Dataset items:
-----
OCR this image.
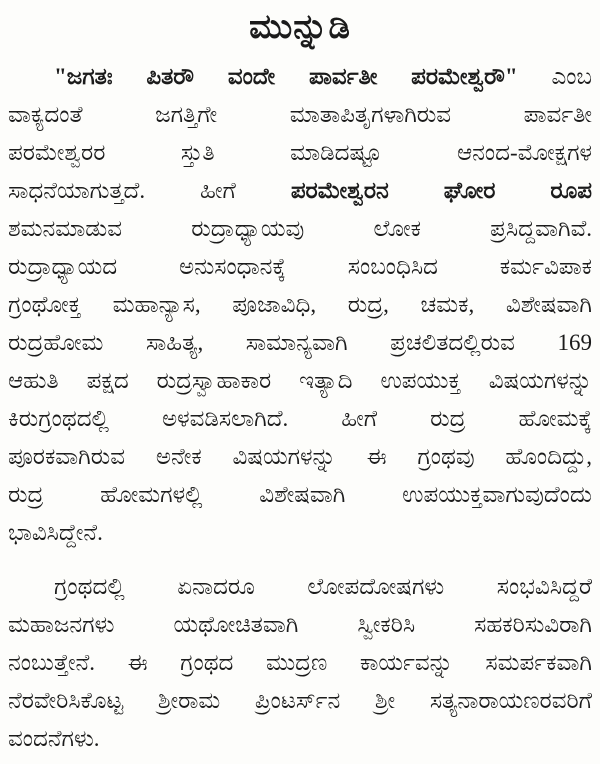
ಮುನ್ನುಡಿ
"ಜಗತಃ ಪಿತರೌ ವಂದೇ ಪಾರ್ವತೀ ಪರಮೇಶ್ವರೌ" ಎಂಬ
ವಾಕ್ಯದಂತೆ ಜಗತ್ತಿಗೇ ಮಾತಾಪಿತೃಗಳಾಗಿರುವ ಪಾರ್ವತೀ
ಪರಮೇಶ್ವರರ ಸ್ತುತಿ ಮಾಡಿದಷ್ಟೂ ಆನಂದ-ಮೋಕ್ಷಗಳ
ಸಾಧನೆಯಾಗುತ್ತದೆ. ಹೀಗೆ ಪರಮೇಶ್ವರನ ಘೋರ ರೂಪ
ಶಮನಮಾಡುವ ರುದ್ರಾಧ್ಯಾಯವು ಲೋಕ ಪ್ರಸಿದ್ದವಾಗಿವೆ.
ರುದ್ರಾಧ್ಯಾಯದ ಅನುಸಂಧಾನಕ್ಕೆ ಸಂಬಂಧಿಸಿದ ಕರ್ಮವಿಪಾಕ
ಗ್ರಂಥೋಕ್ತ ಮಹಾನ್ಯಾಸ, ಪೂಜಾವಿಧಿ, ರುದ್ರ, ಚಮಕ, ವಿಶೇಷವಾಗಿ
ರುದ್ರಹೋಮ ಸಾಹಿತ್ಯ, ಸಾಮಾನ್ಯವಾಗಿ ಪ್ರಚಲಿತದಲ್ಲಿರುವ 169
ಆಹುತಿ ಪಕ್ಷದ ರುದ್ರಸ್ವಾಹಾಕಾರ ಇತ್ಯಾದಿ ಉಪಯುಕ್ತ ವಿಷಯಗಳನ್ನು
ಕಿರುಗ್ರಂಥದಲ್ಲಿ ಅಳವಡಿಸಲಾಗಿದೆ. ಹೀಗೆ ರುದ್ರ ಹೋಮಕ್ಕೆ
ಪೂರಕವಾಗಿರುವ ಅನೇಕ ವಿಷಯಗಳನ್ನು ಈ ಗ್ರಂಥವು ಹೊಂದಿದ್ದು,
ರುದ್ರ ಹೋಮಗಳಲ್ಲಿ ವಿಶೇಷವಾಗಿ ಉಪಯುಕ್ತವಾಗುವುದೆಂದು
ಭಾವಿಸಿದ್ದೇನೆ.
ಗ್ರಂಥದಲ್ಲಿ ಏನಾದರೂ ಲೋಪದೋಷಗಳು ಸಂಭವಿಸಿದ್ದರೆ
ಮಹಾಜನಗಳು ಯಥೋಚಿತವಾಗಿ ಸ್ವೀಕರಿಸಿ ಸಹಕರಿಸುವಿರಾಗಿ
ನಂಬುತ್ತೇನೆ. ಈ ಗ್ರಂಥದ ಮುದ್ರಣ ಕಾರ್ಯವನ್ನು ಸಮರ್ಪಕವಾಗಿ
ನೆರವೇರಿಸಿಕೊಟ್ಟ ಶ್ರೀರಾಮ ಪ್ರಿಂಟರ್ಸ್‌ನ ಶ್ರೀ ಸತ್ಯನಾರಾಯಣರವರಿಗೆ
ವಂದನೆಗಳು.
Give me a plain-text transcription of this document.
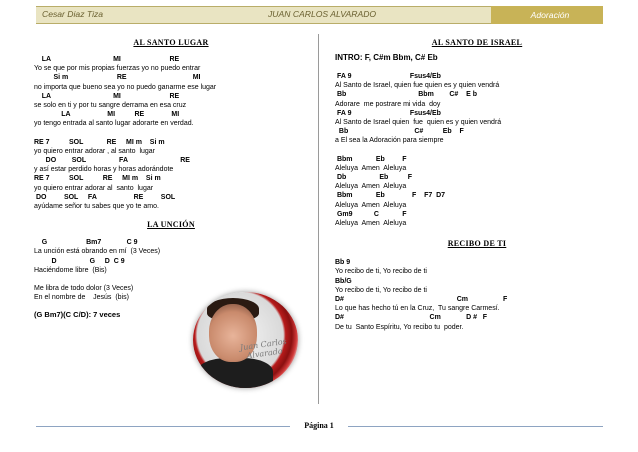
Cesar Diaz Tiza	JUAN CARLOS ALVARADO	Adoración
AL SANTO LUGAR
LA                                MI                         RE
Yo se que por mis propias fuerzas yo no puedo entrar
Si m                         RE                                  MI
no importa que bueno sea yo no puedo ganarme ese lugar
LA                                MI                         RE
se solo en ti y por tu sangre derrama en esa cruz
LA                   MI          RE              MI
yo tengo entrada al santo lugar adorarte en verdad.
RE 7          SOL            RE     MI m    Si m
yo quiero entrar adorar , al santo  lugar
DO        SOL                 FA                           RE
y así estar perdido horas y horas adorándote
RE 7          SOL          RE     MI m    Si m
yo quiero entrar adorar al  santo  lugar
DO         SOL     FA                   RE         SOL
ayúdame señor tu sabes que yo te amo.
LA UNCIÓN
G                    Bm7             C 9
La unción está obrando en mí  (3 Veces)
D                 G     D  C 9
Haciéndome libre  (Bis)
Me libra de todo dolor (3 Veces)
En el nombre de    Jesús  (bis)
(G Bm7)(C C/D): 7 veces
Juan Carlos Alvarado
AL SANTO DE ISRAEL
INTRO: F, C#m Bbm, C# Eb
FA 9                              Fsus4/Eb
Al Santo de Israel, quien fue quien es y quien vendrá
Bb                                     Bbm        C#    E b
Adorare  me postrare mi vida  doy
FA 9                              Fsus4/Eb
Al Santo de Israel quien  fue  quien es y quien vendrá
Bb                                  C#          Eb    F
a El sea la Adoración para siempre
Bbm            Eb         F
Aleluya  Amen  Aleluya
Db                 Eb          F
Aleluya  Amen  Aleluya
Bbm            Eb              F    F7  D7
Aleluya  Amen  Aleluya
Gm9           C            F
Aleluya  Amen  Aleluya
RECIBO DE TI
Bb 9
Yo recibo de ti, Yo recibo de ti
Bb/G
Yo recibo de ti, Yo recibo de ti
D#                                                          Cm                  F
Lo que has hecho tú en la Cruz,  Tu sangre Carmesí.
D#                                            Cm             D #   F
De tu  Santo Espíritu, Yo recibo tu  poder.
Página 1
-----
▸ **Exercise objective**
Pull every line containing the word "entrar" out of the material and copy it.

▸ **Solution to this exercise**
Yo se que por mis propias fuerzas yo no puedo entrar
yo quiero entrar adorar , al santo  lugar
yo quiero entrar adorar al  santo  lugar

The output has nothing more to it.